• **REQUEST**
Scan the entries below and extract each line with the word "cart" in it.

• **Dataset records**

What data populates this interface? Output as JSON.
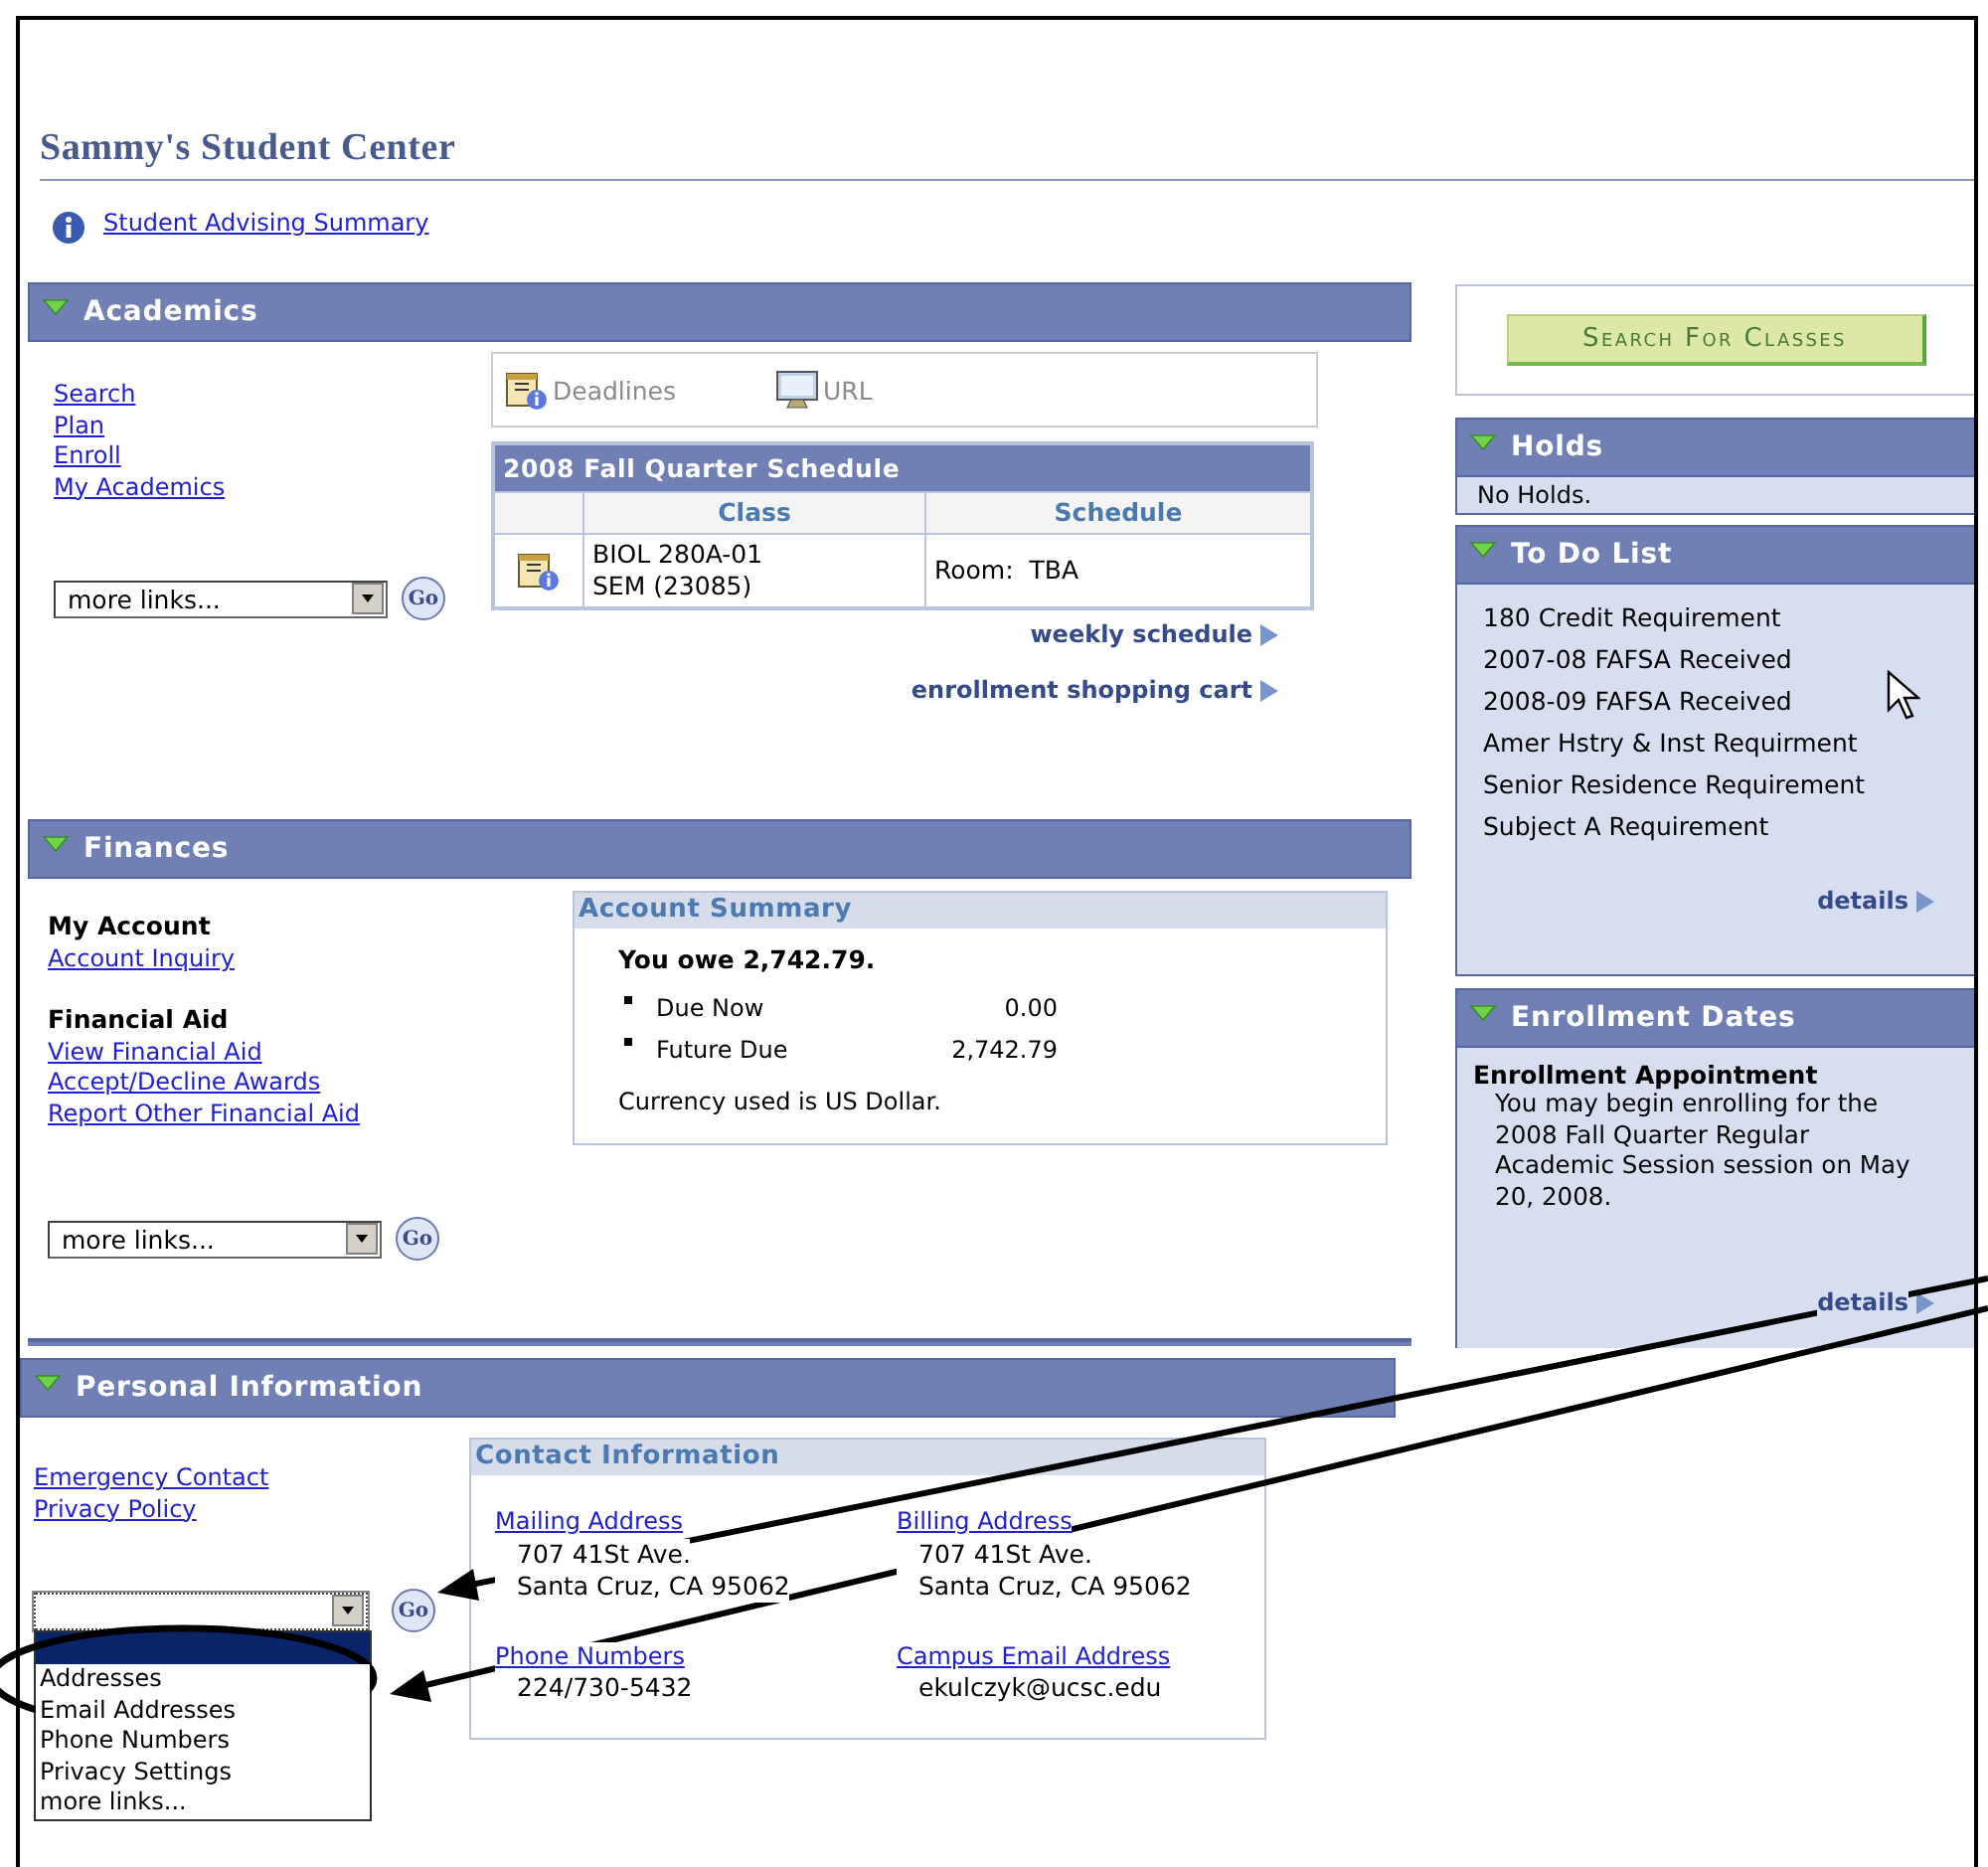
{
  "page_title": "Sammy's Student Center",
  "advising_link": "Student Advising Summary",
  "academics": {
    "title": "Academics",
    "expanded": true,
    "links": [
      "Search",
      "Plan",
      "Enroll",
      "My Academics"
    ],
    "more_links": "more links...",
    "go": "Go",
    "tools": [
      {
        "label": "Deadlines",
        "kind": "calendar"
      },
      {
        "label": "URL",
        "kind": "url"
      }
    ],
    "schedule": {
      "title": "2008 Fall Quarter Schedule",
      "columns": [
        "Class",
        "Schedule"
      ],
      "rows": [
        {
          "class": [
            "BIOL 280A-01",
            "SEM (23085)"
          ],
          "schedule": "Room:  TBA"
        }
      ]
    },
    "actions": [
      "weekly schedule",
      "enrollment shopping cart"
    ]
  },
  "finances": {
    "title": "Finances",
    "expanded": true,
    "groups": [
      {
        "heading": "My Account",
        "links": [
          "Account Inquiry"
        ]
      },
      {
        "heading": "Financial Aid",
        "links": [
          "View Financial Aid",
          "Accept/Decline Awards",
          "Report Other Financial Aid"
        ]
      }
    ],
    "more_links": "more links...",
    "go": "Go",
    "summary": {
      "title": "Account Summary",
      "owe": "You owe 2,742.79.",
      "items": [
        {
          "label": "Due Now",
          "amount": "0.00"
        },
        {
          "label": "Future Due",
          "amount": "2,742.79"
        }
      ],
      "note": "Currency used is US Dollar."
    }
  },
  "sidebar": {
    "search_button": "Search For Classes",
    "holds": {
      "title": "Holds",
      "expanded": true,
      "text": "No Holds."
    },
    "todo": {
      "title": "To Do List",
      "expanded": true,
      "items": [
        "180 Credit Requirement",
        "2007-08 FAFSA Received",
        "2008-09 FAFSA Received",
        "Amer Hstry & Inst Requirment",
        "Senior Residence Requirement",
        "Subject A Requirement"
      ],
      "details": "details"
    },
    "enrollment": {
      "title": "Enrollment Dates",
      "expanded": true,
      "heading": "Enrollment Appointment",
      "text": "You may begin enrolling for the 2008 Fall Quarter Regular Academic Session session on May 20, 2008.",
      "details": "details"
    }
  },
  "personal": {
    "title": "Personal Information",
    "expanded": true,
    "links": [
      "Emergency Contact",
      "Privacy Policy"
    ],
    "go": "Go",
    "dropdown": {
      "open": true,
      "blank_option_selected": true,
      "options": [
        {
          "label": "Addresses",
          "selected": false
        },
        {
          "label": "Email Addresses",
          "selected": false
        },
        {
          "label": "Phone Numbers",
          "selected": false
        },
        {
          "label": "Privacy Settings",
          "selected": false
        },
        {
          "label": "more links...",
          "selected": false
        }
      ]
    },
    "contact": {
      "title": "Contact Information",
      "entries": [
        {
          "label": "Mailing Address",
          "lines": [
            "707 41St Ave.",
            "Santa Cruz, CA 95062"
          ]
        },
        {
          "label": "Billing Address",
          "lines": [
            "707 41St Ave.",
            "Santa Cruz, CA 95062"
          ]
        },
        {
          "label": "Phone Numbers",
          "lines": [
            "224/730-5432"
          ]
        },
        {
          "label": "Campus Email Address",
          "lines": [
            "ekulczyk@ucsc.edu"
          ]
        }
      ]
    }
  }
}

==

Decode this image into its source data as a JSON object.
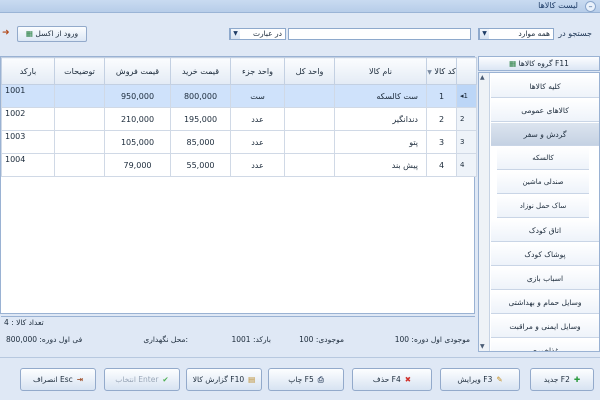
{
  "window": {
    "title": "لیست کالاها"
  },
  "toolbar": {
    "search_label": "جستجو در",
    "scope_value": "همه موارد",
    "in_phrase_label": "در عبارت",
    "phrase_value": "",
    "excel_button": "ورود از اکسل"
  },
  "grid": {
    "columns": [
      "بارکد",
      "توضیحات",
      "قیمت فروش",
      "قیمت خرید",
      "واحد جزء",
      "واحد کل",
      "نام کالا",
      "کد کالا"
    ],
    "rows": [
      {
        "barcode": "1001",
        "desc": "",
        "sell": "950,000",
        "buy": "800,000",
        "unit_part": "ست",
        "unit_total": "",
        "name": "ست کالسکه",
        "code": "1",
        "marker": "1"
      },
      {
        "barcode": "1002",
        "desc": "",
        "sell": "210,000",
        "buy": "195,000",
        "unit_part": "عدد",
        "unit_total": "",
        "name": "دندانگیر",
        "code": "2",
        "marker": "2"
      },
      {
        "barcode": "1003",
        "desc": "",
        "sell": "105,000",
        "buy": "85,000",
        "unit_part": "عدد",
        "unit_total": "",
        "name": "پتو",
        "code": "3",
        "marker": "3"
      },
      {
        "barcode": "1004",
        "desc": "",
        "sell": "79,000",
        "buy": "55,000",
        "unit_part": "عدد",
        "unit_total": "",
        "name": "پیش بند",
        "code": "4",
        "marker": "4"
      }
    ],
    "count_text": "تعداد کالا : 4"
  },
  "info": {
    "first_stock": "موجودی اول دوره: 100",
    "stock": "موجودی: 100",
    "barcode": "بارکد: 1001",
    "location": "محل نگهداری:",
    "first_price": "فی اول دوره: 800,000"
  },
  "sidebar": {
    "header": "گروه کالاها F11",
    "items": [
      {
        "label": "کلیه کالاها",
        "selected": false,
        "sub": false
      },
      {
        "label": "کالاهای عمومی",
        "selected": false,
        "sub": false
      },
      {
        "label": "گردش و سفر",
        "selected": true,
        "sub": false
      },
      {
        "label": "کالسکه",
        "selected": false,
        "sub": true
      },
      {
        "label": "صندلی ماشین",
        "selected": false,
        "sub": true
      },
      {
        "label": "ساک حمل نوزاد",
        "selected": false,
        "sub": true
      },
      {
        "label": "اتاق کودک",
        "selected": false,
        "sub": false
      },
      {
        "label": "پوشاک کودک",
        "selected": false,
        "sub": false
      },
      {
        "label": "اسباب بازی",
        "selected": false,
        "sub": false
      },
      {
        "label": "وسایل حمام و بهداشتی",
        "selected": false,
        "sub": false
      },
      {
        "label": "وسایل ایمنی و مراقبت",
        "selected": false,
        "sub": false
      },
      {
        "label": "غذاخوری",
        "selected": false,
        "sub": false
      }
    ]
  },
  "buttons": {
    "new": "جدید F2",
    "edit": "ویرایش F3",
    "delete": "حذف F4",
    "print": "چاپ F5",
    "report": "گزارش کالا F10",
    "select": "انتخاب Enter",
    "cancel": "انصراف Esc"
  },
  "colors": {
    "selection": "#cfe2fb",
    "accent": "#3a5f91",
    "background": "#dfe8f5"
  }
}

...

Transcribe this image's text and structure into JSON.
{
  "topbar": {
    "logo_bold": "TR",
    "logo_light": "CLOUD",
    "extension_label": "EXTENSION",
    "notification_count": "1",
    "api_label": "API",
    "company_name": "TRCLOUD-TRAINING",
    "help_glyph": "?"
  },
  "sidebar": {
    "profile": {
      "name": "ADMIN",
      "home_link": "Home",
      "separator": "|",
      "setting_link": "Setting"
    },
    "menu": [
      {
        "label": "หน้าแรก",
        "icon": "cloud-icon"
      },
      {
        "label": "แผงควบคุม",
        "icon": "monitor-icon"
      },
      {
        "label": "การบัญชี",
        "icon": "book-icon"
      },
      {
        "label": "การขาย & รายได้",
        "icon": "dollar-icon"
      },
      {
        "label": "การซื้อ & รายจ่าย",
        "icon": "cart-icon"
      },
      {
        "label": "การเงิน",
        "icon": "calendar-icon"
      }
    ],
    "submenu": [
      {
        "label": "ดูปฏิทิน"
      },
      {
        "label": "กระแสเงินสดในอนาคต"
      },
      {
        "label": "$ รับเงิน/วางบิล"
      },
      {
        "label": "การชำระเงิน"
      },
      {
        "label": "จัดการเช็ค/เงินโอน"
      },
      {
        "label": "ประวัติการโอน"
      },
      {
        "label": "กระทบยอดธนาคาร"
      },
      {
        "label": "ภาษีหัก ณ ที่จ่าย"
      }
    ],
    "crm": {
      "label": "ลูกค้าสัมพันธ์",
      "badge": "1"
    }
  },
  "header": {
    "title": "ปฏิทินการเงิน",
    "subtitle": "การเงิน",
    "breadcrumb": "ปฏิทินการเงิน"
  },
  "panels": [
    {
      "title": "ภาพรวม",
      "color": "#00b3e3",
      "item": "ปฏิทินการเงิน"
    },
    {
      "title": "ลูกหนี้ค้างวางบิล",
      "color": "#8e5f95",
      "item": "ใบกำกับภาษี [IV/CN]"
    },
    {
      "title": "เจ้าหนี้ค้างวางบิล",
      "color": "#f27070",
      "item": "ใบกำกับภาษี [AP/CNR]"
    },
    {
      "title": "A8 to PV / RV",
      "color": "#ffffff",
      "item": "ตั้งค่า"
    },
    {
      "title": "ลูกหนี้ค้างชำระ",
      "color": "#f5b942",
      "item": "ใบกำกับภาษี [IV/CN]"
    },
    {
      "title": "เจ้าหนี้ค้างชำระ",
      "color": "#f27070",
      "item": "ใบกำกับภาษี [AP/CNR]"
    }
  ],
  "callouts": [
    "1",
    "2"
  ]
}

• **SOLUTION FOR THIS EXERCISE**
      "enrollment shopping cart"
        "icon": "cart-icon"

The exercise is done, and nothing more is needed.